- [Task to carry out]
Copy out every one of the technical illustration records line by line, changing nothing.

Saved entries:
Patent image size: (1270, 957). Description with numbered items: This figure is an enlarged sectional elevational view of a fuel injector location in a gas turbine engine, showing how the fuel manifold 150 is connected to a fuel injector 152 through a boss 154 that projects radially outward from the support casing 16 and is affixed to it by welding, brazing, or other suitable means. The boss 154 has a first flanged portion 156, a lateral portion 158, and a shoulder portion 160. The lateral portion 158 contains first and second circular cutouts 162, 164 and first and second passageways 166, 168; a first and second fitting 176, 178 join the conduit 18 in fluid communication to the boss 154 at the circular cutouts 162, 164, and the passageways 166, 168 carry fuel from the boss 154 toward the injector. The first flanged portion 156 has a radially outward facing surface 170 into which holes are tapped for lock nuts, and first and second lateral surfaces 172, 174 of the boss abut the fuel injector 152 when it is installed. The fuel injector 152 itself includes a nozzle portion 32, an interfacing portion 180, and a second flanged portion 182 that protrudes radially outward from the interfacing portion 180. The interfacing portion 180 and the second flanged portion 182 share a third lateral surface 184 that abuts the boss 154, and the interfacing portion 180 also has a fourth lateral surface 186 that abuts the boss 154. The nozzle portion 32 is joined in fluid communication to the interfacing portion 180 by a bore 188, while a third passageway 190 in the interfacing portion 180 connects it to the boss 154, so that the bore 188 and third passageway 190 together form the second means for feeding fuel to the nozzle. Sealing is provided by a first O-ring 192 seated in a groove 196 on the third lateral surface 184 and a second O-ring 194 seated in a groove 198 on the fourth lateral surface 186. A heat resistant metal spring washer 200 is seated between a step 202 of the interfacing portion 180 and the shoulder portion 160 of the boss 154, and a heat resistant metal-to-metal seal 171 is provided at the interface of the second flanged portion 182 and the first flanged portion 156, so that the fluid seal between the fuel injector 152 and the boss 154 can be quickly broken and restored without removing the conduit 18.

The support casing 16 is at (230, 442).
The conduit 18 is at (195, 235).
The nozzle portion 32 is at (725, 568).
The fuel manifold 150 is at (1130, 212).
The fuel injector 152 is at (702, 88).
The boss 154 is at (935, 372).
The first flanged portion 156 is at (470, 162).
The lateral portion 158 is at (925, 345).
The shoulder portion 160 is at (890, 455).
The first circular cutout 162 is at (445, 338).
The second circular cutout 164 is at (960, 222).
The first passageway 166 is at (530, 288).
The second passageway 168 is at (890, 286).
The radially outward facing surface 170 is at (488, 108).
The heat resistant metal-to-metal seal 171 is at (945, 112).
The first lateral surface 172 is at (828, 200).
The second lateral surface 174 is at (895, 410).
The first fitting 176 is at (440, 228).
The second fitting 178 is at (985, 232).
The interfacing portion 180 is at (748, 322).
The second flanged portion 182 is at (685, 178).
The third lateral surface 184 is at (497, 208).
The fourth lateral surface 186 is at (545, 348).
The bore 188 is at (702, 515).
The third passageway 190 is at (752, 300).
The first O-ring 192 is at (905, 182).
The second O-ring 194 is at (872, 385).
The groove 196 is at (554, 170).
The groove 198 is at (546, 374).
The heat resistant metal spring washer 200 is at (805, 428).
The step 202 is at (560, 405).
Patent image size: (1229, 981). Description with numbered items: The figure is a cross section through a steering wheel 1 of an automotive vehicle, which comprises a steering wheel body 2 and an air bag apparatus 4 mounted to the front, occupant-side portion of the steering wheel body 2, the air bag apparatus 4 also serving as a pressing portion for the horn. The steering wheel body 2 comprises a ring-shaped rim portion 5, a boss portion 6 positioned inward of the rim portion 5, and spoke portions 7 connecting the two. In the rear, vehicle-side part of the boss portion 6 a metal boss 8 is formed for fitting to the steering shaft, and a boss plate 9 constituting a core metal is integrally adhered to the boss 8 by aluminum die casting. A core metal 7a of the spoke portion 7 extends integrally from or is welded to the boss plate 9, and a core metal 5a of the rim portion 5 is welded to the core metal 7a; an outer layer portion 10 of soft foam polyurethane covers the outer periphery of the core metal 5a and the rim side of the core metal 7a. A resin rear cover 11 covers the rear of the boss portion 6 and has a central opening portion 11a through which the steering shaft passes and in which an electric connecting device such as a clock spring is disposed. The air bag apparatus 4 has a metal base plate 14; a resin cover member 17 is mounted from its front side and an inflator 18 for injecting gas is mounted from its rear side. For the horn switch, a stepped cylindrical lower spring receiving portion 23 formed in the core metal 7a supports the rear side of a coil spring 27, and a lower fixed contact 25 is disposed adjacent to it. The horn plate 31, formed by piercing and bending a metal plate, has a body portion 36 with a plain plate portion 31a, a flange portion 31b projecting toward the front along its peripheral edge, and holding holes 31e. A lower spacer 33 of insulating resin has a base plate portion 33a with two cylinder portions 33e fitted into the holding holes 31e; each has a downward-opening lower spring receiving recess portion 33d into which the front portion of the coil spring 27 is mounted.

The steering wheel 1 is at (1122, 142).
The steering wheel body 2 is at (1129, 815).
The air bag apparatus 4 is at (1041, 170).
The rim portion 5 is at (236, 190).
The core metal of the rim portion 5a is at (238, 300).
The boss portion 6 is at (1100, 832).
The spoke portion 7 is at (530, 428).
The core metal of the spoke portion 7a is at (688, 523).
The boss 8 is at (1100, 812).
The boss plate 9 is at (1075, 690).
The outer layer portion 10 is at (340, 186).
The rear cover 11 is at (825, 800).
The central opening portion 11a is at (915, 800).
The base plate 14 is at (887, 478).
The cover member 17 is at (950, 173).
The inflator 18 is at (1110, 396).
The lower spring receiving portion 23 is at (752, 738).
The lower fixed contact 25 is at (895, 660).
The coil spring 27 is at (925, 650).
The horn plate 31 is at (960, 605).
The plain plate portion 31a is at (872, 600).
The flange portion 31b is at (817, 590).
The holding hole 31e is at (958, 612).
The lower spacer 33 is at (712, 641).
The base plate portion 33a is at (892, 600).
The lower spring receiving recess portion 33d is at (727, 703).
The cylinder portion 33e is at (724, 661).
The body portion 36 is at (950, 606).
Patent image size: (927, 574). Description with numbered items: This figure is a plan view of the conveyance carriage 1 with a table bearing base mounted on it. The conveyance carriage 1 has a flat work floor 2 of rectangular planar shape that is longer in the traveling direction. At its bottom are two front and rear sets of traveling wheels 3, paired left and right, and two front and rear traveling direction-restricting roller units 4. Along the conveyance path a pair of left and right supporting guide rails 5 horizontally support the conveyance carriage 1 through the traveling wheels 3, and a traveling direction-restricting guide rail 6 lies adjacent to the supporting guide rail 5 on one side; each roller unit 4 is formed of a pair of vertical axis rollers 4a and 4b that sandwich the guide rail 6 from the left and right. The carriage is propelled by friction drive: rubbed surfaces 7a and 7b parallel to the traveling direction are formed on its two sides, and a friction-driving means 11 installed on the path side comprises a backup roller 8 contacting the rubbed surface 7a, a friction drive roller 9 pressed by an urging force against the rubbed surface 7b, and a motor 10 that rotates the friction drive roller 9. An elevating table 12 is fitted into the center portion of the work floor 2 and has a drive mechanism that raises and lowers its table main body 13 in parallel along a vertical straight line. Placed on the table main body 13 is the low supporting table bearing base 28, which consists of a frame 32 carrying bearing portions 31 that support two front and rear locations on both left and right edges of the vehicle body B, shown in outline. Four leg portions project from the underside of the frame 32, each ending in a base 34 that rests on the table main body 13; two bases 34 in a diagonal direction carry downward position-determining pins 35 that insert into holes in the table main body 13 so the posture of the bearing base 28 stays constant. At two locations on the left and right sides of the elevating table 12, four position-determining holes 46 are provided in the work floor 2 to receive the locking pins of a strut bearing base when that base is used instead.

- [Result of this exercise]
Patent image size: (1270, 957). Description with numbered items: This figure is an enlarged sectional elevational view of a fuel injector location in a gas turbine engine, showing how the fuel manifold 150 is connected to a fuel injector 152 through a boss 154 that projects radially outward from the support casing 16 and is affixed to it by welding, brazing, or other suitable means. The boss 154 has a first flanged portion 156, a lateral portion 158, and a shoulder portion 160. The lateral portion 158 contains first and second circular cutouts 162, 164 and first and second passageways 166, 168; a first and second fitting 176, 178 join the conduit 18 in fluid communication to the boss 154 at the circular cutouts 162, 164, and the passageways 166, 168 carry fuel from the boss 154 toward the injector. The first flanged portion 156 has a radially outward facing surface 170 into which holes are tapped for lock nuts, and first and second lateral surfaces 172, 174 of the boss abut the fuel injector 152 when it is installed. The fuel injector 152 itself includes a nozzle portion 32, an interfacing portion 180, and a second flanged portion 182 that protrudes radially outward from the interfacing portion 180. The interfacing portion 180 and the second flanged portion 182 share a third lateral surface 184 that abuts the boss 154, and the interfacing portion 180 also has a fourth lateral surface 186 that abuts the boss 154. The nozzle portion 32 is joined in fluid communication to the interfacing portion 180 by a bore 188, while a third passageway 190 in the interfacing portion 180 connects it to the boss 154, so that the bore 188 and third passageway 190 together form the second means for feeding fuel to the nozzle. Sealing is provided by a first O-ring 192 seated in a groove 196 on the third lateral surface 184 and a second O-ring 194 seated in a groove 198 on the fourth lateral surface 186. A heat resistant metal spring washer 200 is seated between a step 202 of the interfacing portion 180 and the shoulder portion 160 of the boss 154, and a heat resistant metal-to-metal seal 171 is provided at the interface of the second flanged portion 182 and the first flanged portion 156, so that the fluid seal between the fuel injector 152 and the boss 154 can be quickly broken and restored without removing the conduit 18.

The support casing 16 is at (230, 442).
The conduit 18 is at (195, 235).
The nozzle portion 32 is at (725, 568).
The fuel manifold 150 is at (1130, 212).
The fuel injector 152 is at (702, 88).
The boss 154 is at (935, 372).
The first flanged portion 156 is at (470, 162).
The lateral portion 158 is at (925, 345).
The shoulder portion 160 is at (890, 455).
The first circular cutout 162 is at (445, 338).
The second circular cutout 164 is at (960, 222).
The first passageway 166 is at (530, 288).
The second passageway 168 is at (890, 286).
The radially outward facing surface 170 is at (488, 108).
The heat resistant metal-to-metal seal 171 is at (945, 112).
The first lateral surface 172 is at (828, 200).
The second lateral surface 174 is at (895, 410).
The first fitting 176 is at (440, 228).
The second fitting 178 is at (985, 232).
The interfacing portion 180 is at (748, 322).
The second flanged portion 182 is at (685, 178).
The third lateral surface 184 is at (497, 208).
The fourth lateral surface 186 is at (545, 348).
The bore 188 is at (702, 515).
The third passageway 190 is at (752, 300).
The first O-ring 192 is at (905, 182).
The second O-ring 194 is at (872, 385).
The groove 196 is at (554, 170).
The groove 198 is at (546, 374).
The heat resistant metal spring washer 200 is at (805, 428).
The step 202 is at (560, 405).
Patent image size: (1229, 981). Description with numbered items: The figure is a cross section through a steering wheel 1 of an automotive vehicle, which comprises a steering wheel body 2 and an air bag apparatus 4 mounted to the front, occupant-side portion of the steering wheel body 2, the air bag apparatus 4 also serving as a pressing portion for the horn. The steering wheel body 2 comprises a ring-shaped rim portion 5, a boss portion 6 positioned inward of the rim portion 5, and spoke portions 7 connecting the two. In the rear, vehicle-side part of the boss portion 6 a metal boss 8 is formed for fitting to the steering shaft, and a boss plate 9 constituting a core metal is integrally adhered to the boss 8 by aluminum die casting. A core metal 7a of the spoke portion 7 extends integrally from or is welded to the boss plate 9, and a core metal 5a of the rim portion 5 is welded to the core metal 7a; an outer layer portion 10 of soft foam polyurethane covers the outer periphery of the core metal 5a and the rim side of the core metal 7a. A resin rear cover 11 covers the rear of the boss portion 6 and has a central opening portion 11a through which the steering shaft passes and in which an electric connecting device such as a clock spring is disposed. The air bag apparatus 4 has a metal base plate 14; a resin cover member 17 is mounted from its front side and an inflator 18 for injecting gas is mounted from its rear side. For the horn switch, a stepped cylindrical lower spring receiving portion 23 formed in the core metal 7a supports the rear side of a coil spring 27, and a lower fixed contact 25 is disposed adjacent to it. The horn plate 31, formed by piercing and bending a metal plate, has a body portion 36 with a plain plate portion 31a, a flange portion 31b projecting toward the front along its peripheral edge, and holding holes 31e. A lower spacer 33 of insulating resin has a base plate portion 33a with two cylinder portions 33e fitted into the holding holes 31e; each has a downward-opening lower spring receiving recess portion 33d into which the front portion of the coil spring 27 is mounted.

The steering wheel 1 is at (1122, 142).
The steering wheel body 2 is at (1129, 815).
The air bag apparatus 4 is at (1041, 170).
The rim portion 5 is at (236, 190).
The core metal of the rim portion 5a is at (238, 300).
The boss portion 6 is at (1100, 832).
The spoke portion 7 is at (530, 428).
The core metal of the spoke portion 7a is at (688, 523).
The boss 8 is at (1100, 812).
The boss plate 9 is at (1075, 690).
The outer layer portion 10 is at (340, 186).
The rear cover 11 is at (825, 800).
The central opening portion 11a is at (915, 800).
The base plate 14 is at (887, 478).
The cover member 17 is at (950, 173).
The inflator 18 is at (1110, 396).
The lower spring receiving portion 23 is at (752, 738).
The lower fixed contact 25 is at (895, 660).
The coil spring 27 is at (925, 650).
The horn plate 31 is at (960, 605).
The plain plate portion 31a is at (872, 600).
The flange portion 31b is at (817, 590).
The holding hole 31e is at (958, 612).
The lower spacer 33 is at (712, 641).
The base plate portion 33a is at (892, 600).
The lower spring receiving recess portion 33d is at (727, 703).
The cylinder portion 33e is at (724, 661).
The body portion 36 is at (950, 606).
Patent image size: (927, 574). Description with numbered items: This figure is a plan view of the conveyance carriage 1 with a table bearing base mounted on it. The conveyance carriage 1 has a flat work floor 2 of rectangular planar shape that is longer in the traveling direction. At its bottom are two front and rear sets of traveling wheels 3, paired left and right, and two front and rear traveling direction-restricting roller units 4. Along the conveyance path a pair of left and right supporting guide rails 5 horizontally support the conveyance carriage 1 through the traveling wheels 3, and a traveling direction-restricting guide rail 6 lies adjacent to the supporting guide rail 5 on one side; each roller unit 4 is formed of a pair of vertical axis rollers 4a and 4b that sandwich the guide rail 6 from the left and right. The carriage is propelled by friction drive: rubbed surfaces 7a and 7b parallel to the traveling direction are formed on its two sides, and a friction-driving means 11 installed on the path side comprises a backup roller 8 contacting the rubbed surface 7a, a friction drive roller 9 pressed by an urging force against the rubbed surface 7b, and a motor 10 that rotates the friction drive roller 9. An elevating table 12 is fitted into the center portion of the work floor 2 and has a drive mechanism that raises and lowers its table main body 13 in parallel along a vertical straight line. Placed on the table main body 13 is the low supporting table bearing base 28, which consists of a frame 32 carrying bearing portions 31 that support two front and rear locations on both left and right edges of the vehicle body B, shown in outline. Four leg portions project from the underside of the frame 32, each ending in a base 34 that rests on the table main body 13; two bases 34 in a diagonal direction carry downward position-determining pins 35 that insert into holes in the table main body 13 so the posture of the bearing base 28 stays constant. At two locations on the left and right sides of the elevating table 12, four position-determining holes 46 are provided in the work floor 2 to receive the locking pins of a strut bearing base when that base is used instead.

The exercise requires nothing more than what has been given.